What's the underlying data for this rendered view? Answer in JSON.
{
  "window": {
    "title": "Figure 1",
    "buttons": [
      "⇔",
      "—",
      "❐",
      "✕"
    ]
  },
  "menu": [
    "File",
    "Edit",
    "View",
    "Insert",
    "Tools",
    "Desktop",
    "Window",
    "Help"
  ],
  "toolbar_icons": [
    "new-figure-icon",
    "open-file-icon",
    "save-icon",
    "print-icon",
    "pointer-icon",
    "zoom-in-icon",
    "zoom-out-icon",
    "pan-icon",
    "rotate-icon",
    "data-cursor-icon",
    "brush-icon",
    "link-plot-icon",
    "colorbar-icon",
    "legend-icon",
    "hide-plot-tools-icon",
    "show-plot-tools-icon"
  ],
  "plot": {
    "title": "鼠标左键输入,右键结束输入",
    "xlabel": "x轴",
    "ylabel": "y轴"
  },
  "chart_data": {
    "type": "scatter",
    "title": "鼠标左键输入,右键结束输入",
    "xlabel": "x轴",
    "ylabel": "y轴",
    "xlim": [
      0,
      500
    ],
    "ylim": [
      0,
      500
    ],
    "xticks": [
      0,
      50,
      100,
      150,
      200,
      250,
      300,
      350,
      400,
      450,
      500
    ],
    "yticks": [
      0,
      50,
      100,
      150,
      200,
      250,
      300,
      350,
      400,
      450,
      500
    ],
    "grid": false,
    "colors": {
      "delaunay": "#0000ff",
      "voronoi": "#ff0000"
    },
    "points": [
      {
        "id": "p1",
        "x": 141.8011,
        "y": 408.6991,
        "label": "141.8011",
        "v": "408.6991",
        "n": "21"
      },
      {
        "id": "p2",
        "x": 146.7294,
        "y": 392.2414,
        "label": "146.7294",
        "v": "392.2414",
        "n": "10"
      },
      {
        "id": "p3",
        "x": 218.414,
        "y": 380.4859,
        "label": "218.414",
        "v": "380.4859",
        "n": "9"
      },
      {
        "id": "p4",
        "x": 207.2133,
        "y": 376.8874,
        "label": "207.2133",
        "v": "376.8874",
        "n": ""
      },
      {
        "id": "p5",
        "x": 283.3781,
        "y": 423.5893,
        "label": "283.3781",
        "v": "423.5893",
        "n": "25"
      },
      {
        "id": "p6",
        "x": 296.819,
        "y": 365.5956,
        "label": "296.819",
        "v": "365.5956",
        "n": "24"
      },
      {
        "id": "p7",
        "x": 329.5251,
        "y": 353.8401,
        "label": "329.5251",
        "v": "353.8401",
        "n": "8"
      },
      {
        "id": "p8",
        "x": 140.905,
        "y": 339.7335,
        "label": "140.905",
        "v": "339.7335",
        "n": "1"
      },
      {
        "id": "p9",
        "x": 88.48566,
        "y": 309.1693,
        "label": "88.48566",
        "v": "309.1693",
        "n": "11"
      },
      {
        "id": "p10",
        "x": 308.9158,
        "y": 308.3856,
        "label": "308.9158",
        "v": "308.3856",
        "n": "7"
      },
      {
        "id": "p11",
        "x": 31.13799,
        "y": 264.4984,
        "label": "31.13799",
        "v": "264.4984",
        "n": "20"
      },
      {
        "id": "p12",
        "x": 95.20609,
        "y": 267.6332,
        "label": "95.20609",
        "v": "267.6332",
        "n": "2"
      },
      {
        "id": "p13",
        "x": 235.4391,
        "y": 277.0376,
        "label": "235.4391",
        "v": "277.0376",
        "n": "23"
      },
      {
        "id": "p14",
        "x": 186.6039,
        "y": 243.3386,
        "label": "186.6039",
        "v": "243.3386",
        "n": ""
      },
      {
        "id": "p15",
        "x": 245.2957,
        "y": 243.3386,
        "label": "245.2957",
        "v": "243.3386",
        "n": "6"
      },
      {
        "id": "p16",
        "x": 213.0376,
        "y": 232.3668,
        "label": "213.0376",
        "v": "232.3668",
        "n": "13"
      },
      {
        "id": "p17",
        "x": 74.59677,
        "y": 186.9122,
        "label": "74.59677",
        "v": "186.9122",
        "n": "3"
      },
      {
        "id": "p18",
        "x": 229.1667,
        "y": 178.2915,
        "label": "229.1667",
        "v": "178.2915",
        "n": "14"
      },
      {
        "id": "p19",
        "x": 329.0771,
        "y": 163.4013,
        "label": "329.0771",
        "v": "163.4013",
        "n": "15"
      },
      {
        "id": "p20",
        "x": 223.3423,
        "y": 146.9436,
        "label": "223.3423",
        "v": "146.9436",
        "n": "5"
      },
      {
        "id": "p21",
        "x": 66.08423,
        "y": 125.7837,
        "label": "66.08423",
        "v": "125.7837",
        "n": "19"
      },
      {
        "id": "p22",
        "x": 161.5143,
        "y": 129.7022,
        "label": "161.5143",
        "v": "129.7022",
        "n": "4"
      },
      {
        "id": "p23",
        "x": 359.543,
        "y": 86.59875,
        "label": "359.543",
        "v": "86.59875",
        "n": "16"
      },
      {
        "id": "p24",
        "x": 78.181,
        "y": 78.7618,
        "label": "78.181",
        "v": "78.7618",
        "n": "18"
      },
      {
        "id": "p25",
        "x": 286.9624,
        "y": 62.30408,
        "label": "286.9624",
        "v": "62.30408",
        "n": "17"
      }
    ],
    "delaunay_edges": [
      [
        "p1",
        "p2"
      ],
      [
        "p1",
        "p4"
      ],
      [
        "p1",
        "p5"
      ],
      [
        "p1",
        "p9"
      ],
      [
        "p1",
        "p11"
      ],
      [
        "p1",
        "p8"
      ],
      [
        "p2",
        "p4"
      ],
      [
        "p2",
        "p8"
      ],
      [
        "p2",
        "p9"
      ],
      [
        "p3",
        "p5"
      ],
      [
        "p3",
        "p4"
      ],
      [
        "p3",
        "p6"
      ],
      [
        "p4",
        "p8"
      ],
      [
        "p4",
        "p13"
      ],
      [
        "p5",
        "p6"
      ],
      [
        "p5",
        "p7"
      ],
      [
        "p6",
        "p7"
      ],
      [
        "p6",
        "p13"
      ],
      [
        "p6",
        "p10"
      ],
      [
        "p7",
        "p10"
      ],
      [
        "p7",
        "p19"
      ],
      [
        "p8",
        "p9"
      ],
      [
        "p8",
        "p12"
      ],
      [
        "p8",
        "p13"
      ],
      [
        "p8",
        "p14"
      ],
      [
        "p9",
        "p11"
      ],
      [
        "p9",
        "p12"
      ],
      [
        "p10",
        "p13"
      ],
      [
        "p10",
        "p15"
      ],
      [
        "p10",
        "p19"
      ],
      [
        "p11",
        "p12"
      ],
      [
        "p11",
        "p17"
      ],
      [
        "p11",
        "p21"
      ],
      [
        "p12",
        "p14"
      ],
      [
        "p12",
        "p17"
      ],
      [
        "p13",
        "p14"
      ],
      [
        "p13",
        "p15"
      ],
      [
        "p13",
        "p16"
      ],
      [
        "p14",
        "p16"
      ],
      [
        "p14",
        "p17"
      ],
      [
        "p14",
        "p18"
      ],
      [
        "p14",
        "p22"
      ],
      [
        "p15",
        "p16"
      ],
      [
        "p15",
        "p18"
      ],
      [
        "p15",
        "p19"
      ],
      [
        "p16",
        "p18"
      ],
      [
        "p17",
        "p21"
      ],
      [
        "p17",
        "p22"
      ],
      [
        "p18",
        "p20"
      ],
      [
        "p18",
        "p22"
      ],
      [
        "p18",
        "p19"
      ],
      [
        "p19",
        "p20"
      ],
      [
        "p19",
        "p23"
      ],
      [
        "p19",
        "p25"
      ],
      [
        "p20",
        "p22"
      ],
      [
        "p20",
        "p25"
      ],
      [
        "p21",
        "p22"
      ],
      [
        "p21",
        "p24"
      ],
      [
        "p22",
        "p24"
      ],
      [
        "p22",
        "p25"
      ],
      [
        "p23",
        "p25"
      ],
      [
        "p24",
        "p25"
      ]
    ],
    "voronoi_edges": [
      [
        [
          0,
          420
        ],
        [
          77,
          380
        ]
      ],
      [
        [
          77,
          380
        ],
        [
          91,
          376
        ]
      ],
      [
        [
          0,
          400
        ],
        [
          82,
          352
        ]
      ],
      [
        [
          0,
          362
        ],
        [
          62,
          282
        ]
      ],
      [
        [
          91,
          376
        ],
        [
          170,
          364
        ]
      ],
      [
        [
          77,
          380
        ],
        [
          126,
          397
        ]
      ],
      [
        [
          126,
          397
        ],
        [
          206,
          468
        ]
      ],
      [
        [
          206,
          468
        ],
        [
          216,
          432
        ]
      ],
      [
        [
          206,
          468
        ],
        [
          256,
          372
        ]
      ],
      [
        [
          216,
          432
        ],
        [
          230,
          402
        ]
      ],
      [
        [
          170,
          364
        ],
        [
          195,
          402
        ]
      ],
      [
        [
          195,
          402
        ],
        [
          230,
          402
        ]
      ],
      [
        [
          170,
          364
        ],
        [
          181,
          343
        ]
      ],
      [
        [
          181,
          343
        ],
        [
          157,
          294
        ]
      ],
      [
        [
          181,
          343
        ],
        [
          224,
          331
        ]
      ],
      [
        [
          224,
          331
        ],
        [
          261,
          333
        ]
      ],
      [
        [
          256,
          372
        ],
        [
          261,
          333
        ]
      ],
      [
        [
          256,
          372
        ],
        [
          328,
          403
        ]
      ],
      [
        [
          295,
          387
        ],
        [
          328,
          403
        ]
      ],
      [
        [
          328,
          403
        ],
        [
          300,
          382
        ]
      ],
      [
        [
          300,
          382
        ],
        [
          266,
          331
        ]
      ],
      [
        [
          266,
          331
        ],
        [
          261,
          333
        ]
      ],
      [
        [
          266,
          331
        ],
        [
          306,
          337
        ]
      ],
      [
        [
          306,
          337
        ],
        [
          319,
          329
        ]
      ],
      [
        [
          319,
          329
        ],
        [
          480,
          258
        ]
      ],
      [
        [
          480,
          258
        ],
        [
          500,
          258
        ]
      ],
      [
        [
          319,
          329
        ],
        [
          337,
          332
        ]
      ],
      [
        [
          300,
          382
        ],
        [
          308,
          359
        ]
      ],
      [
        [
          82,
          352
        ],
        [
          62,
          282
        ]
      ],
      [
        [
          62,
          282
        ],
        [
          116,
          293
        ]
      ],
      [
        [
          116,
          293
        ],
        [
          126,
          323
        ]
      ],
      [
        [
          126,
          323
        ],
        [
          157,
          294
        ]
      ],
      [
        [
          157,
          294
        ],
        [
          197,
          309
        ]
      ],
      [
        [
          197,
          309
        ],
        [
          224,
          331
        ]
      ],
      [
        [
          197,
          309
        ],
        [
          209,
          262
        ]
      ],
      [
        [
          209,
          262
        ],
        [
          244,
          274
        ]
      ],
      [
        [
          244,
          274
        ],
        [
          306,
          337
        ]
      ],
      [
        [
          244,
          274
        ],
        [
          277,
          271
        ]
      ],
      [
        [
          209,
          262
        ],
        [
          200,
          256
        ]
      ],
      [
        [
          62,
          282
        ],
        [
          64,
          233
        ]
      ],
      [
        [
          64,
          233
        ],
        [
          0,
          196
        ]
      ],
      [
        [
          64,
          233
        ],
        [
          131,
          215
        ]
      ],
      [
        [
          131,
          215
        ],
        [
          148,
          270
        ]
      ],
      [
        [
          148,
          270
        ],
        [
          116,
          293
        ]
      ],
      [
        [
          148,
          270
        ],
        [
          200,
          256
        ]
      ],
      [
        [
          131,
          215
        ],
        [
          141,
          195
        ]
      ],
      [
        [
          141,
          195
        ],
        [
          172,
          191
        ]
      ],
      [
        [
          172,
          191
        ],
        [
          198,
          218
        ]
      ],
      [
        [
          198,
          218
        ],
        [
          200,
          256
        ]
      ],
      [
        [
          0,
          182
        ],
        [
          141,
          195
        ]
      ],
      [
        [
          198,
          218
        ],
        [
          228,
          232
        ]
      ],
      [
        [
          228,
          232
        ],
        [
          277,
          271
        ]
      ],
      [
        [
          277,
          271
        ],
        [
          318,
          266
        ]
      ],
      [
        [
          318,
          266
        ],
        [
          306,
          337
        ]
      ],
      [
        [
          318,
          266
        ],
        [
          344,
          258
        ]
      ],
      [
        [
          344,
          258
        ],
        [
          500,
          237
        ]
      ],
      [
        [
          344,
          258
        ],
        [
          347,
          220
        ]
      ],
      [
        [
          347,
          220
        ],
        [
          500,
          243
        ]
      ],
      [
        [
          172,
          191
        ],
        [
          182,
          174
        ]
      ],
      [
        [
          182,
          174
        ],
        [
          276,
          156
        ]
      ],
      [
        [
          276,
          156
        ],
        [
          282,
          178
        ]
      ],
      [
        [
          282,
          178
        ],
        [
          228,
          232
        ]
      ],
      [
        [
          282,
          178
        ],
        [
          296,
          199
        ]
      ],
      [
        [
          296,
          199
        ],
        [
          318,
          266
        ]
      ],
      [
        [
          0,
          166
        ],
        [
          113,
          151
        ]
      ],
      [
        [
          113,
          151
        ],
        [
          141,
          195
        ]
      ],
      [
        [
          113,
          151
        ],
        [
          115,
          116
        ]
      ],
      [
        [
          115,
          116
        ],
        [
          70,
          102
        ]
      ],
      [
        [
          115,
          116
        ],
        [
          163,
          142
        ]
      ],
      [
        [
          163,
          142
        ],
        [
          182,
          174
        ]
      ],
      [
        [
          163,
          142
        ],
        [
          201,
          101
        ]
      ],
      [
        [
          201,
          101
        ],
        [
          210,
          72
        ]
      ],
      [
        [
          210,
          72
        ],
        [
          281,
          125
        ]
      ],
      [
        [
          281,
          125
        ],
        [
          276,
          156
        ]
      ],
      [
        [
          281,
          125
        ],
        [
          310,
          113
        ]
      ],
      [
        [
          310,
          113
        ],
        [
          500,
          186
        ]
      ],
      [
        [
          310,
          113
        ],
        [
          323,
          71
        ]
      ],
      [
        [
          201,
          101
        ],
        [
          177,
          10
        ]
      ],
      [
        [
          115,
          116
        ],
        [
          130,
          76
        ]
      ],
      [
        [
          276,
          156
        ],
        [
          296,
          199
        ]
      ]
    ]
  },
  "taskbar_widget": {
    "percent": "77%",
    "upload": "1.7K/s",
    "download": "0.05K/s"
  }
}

──────────

Select, from the listing, all lines that include the word "plot".

* Answer to the problem *
    "link-plot-icon",
    "hide-plot-tools-icon",
    "show-plot-tools-icon"
  "plot": {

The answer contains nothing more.